SET PROBLEM.
Pick out each line with the word "supply" from the material that follows.
((
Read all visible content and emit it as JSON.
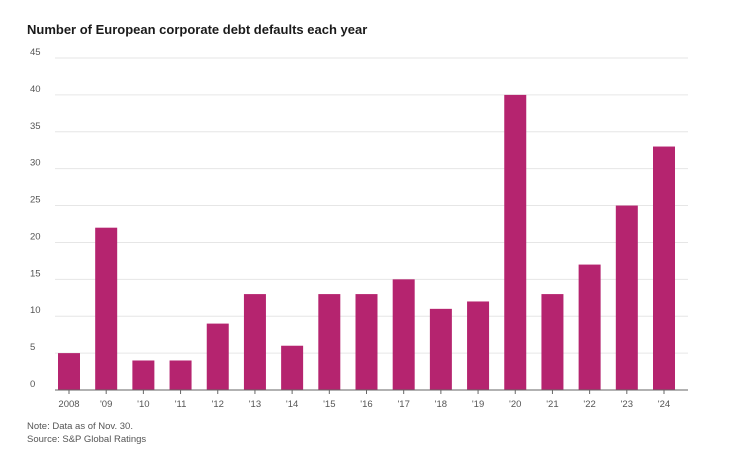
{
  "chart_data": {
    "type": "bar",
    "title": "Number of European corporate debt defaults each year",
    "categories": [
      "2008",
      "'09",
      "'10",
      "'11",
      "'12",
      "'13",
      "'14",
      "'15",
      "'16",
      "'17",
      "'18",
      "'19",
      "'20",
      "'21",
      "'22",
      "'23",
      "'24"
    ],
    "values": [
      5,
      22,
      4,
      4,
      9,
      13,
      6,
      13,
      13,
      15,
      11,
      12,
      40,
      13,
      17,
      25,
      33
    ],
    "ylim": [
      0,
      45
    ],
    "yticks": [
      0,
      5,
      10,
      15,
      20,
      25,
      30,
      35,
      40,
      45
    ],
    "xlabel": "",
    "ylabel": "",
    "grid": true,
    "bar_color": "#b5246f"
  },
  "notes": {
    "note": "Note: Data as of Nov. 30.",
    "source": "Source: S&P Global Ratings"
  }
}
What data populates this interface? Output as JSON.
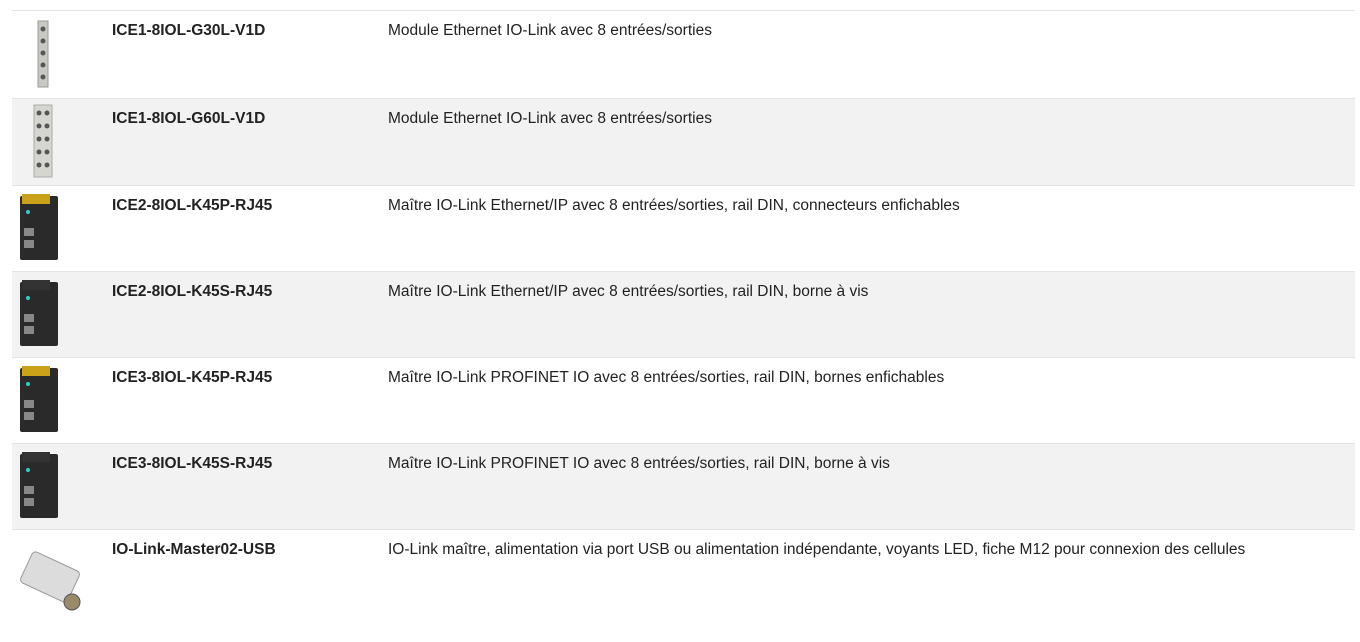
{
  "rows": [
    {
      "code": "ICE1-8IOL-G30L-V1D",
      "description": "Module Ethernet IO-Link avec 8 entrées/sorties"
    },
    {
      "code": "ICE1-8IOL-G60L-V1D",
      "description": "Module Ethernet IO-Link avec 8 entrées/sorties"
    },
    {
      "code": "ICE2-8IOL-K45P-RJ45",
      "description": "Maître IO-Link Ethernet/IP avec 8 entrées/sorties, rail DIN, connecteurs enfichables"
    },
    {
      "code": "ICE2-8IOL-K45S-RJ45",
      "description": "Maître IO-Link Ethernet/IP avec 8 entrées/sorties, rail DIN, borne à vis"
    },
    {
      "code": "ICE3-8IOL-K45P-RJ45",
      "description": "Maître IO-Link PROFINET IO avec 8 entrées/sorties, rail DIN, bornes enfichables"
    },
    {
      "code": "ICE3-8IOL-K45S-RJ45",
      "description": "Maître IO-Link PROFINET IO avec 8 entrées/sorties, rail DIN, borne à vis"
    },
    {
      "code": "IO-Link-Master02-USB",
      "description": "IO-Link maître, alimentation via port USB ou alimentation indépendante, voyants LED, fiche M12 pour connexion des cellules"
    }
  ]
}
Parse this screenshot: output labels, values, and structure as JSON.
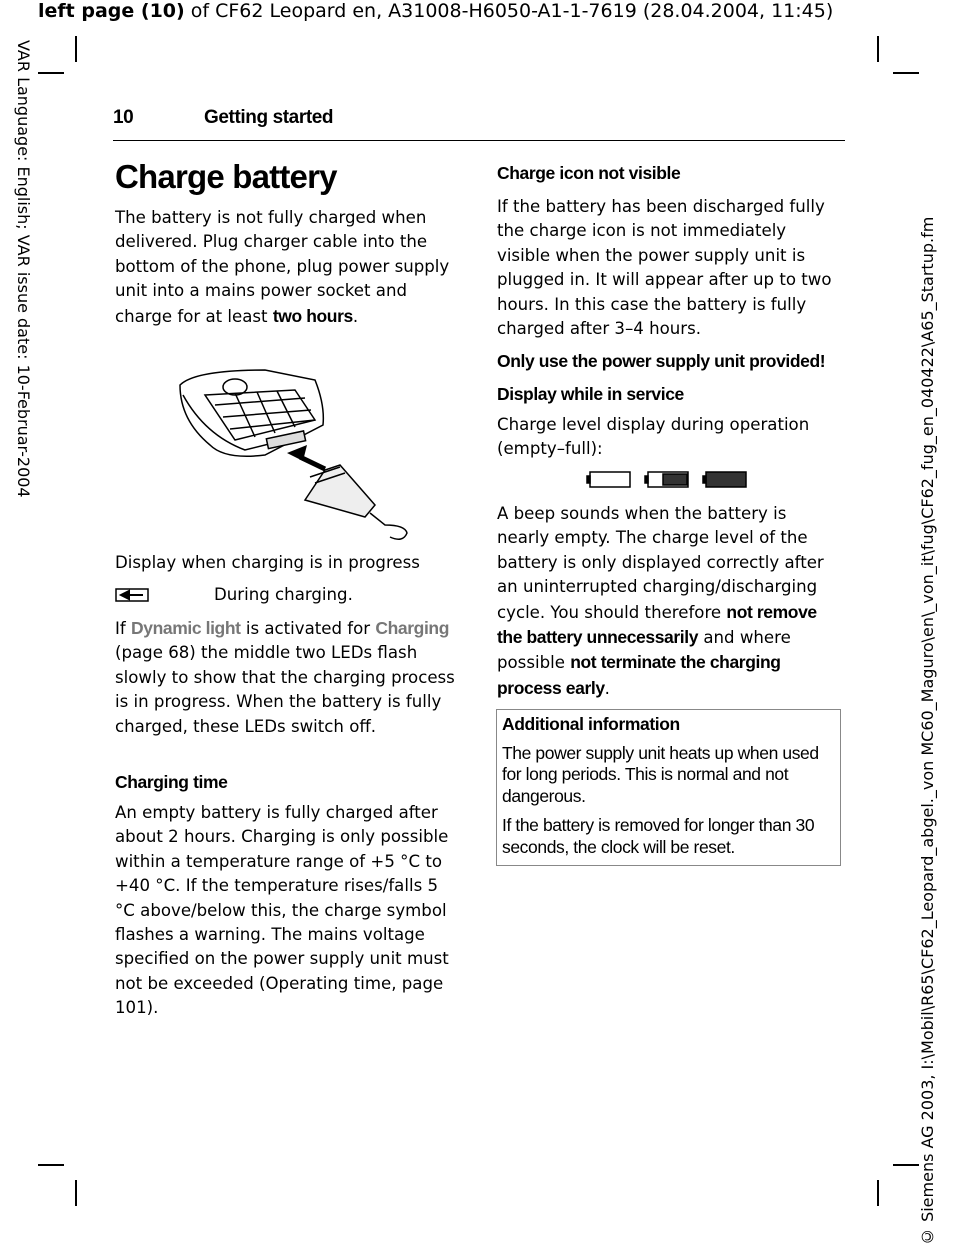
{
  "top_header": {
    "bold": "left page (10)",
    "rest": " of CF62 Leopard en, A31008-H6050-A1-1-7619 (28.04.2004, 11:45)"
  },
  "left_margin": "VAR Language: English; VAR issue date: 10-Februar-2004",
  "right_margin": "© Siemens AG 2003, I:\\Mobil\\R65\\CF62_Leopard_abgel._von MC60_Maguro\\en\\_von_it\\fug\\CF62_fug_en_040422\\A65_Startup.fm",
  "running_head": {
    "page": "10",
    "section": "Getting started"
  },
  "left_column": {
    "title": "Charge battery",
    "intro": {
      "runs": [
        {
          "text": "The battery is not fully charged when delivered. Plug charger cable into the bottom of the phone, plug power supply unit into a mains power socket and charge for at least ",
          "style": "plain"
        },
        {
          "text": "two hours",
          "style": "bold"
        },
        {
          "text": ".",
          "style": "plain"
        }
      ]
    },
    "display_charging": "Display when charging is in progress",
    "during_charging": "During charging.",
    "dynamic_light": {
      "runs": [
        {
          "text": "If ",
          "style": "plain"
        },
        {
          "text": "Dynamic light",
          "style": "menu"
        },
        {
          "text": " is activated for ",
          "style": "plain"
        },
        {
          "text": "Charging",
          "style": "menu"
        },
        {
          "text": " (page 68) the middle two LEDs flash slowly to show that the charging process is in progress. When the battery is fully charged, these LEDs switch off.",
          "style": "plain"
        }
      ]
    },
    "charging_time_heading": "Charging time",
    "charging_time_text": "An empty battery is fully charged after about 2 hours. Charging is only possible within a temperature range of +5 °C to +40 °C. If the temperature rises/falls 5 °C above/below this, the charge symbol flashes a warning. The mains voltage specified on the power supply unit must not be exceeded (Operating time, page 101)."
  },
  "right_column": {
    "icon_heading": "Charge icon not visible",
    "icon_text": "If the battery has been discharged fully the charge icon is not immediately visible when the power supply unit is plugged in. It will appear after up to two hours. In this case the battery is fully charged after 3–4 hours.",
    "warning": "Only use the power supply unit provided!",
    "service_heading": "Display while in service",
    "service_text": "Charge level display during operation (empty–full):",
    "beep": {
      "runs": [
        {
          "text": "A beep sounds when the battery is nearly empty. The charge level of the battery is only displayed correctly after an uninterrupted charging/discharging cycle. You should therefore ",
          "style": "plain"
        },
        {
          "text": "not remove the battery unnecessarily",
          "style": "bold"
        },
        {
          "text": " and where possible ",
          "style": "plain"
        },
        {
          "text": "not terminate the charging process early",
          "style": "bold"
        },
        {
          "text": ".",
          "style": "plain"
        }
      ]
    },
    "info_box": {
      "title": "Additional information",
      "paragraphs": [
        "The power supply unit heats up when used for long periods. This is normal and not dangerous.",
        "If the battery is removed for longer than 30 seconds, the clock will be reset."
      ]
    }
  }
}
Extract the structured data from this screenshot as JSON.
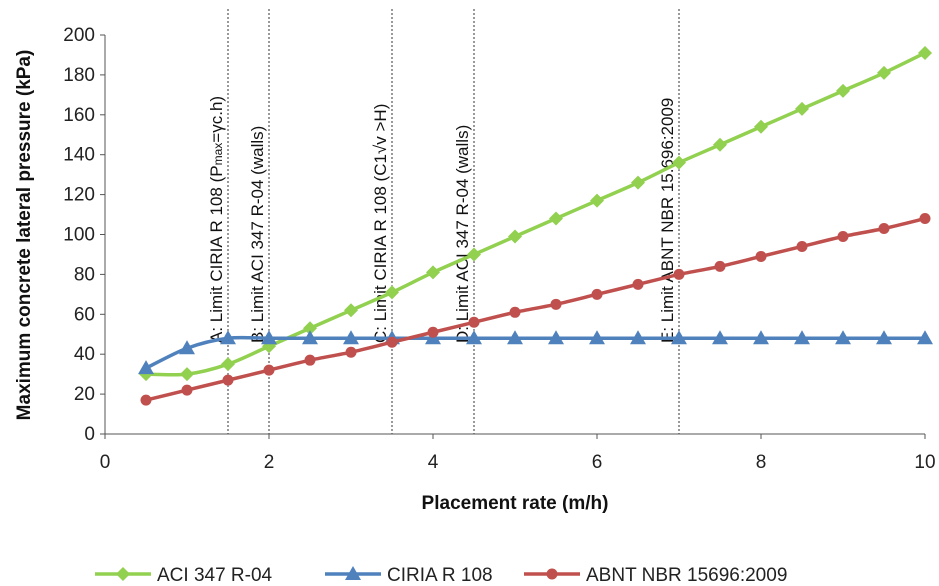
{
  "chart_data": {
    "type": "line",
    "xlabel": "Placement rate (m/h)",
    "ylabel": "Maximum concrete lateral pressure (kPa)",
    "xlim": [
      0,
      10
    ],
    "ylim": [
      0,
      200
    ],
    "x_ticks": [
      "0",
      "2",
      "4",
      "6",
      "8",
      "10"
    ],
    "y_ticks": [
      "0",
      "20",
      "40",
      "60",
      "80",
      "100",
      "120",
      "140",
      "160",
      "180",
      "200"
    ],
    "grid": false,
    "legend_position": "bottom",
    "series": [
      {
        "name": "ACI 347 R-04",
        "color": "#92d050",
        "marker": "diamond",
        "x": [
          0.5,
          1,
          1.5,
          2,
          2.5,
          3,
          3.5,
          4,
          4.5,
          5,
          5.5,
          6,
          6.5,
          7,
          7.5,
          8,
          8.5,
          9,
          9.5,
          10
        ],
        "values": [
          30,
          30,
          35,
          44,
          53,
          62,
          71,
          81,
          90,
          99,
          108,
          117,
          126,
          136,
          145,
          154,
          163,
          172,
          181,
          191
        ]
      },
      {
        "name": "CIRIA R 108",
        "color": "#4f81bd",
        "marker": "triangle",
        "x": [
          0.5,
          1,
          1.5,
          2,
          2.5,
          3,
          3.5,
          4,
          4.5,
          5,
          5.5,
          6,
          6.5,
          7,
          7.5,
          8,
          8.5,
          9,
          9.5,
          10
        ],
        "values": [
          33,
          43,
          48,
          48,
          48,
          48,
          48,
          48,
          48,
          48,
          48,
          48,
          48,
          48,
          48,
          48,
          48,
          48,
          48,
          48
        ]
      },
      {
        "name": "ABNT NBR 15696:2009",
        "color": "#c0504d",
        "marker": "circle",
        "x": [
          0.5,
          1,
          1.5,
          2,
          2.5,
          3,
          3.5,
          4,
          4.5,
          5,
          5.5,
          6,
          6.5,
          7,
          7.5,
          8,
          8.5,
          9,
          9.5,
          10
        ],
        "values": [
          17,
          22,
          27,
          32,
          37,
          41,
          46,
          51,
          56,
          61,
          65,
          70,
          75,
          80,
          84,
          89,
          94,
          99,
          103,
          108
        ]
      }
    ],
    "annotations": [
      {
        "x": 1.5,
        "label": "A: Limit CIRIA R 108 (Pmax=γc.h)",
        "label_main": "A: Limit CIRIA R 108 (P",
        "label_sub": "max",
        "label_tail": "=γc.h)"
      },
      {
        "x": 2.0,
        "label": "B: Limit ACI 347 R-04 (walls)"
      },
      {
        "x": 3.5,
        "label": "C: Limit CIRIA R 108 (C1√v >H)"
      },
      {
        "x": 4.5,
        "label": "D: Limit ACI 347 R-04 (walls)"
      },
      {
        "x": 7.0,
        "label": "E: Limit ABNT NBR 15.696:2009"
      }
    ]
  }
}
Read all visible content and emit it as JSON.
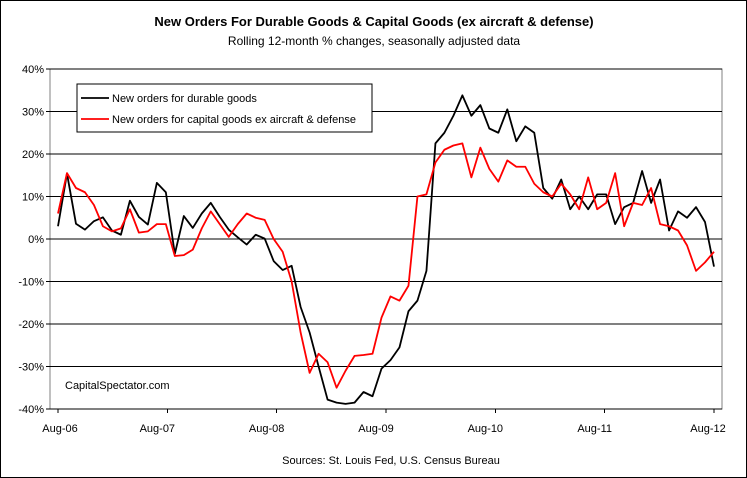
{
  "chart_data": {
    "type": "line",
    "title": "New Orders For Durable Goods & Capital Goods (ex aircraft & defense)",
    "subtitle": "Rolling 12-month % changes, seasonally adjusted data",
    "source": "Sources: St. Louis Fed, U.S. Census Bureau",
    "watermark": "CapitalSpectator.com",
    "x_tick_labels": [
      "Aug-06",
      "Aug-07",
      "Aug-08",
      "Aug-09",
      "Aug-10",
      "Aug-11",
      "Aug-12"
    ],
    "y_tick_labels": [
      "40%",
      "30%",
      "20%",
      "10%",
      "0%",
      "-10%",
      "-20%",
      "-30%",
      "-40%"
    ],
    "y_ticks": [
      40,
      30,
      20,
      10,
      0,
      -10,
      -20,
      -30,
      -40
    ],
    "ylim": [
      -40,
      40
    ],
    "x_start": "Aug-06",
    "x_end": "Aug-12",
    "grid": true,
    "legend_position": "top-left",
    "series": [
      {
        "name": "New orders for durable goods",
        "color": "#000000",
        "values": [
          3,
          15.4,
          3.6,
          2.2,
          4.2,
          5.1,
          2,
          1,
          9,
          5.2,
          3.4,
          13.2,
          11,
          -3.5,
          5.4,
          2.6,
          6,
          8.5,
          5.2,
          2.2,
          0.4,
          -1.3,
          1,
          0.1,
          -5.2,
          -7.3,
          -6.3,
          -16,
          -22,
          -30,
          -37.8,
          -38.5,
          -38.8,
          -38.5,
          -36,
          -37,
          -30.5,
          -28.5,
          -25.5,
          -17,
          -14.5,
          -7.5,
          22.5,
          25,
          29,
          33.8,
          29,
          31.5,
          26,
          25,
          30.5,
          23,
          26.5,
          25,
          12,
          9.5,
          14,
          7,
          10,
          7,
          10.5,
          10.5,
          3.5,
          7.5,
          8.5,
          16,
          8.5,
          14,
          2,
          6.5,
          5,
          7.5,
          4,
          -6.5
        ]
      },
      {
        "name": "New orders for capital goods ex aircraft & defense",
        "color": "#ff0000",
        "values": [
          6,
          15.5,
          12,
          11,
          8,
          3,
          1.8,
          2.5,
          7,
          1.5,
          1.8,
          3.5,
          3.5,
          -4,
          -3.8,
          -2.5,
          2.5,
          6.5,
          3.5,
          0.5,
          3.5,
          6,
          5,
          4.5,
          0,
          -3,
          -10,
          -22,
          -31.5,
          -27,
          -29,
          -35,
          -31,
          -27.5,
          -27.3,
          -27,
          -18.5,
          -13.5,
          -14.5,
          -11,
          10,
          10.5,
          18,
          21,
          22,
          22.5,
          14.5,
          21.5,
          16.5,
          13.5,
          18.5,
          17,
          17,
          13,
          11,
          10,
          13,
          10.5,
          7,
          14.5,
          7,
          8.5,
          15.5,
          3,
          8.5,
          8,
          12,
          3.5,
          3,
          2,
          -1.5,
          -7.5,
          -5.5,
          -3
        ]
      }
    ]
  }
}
))
SOLUTION FOR THIS TASK.
          "text": "The battery is not fully charged when delivered. Plug charger cable into the bottom of the phone, plug power supply unit into a mains power socket and charge for at least ",
    "charging_time_text": "An empty battery is fully charged after about 2 hours. Charging is only possible within a temperature range of +5 °C to +40 °C. If the temperature rises/falls 5 °C above/below this, the charge symbol flashes a warning. The mains voltage specified on the power supply unit must not be exceeded (Operating time, page 101)."
    "icon_text": "If the battery has been discharged fully the charge icon is not immediately visible when the power supply unit is plugged in. It will appear after up to two hours. In this case the battery is fully charged after 3–4 hours.",
    "warning": "Only use the power supply unit provided!",
        "The power supply unit heats up when used for long periods. This is normal and not dangerous.",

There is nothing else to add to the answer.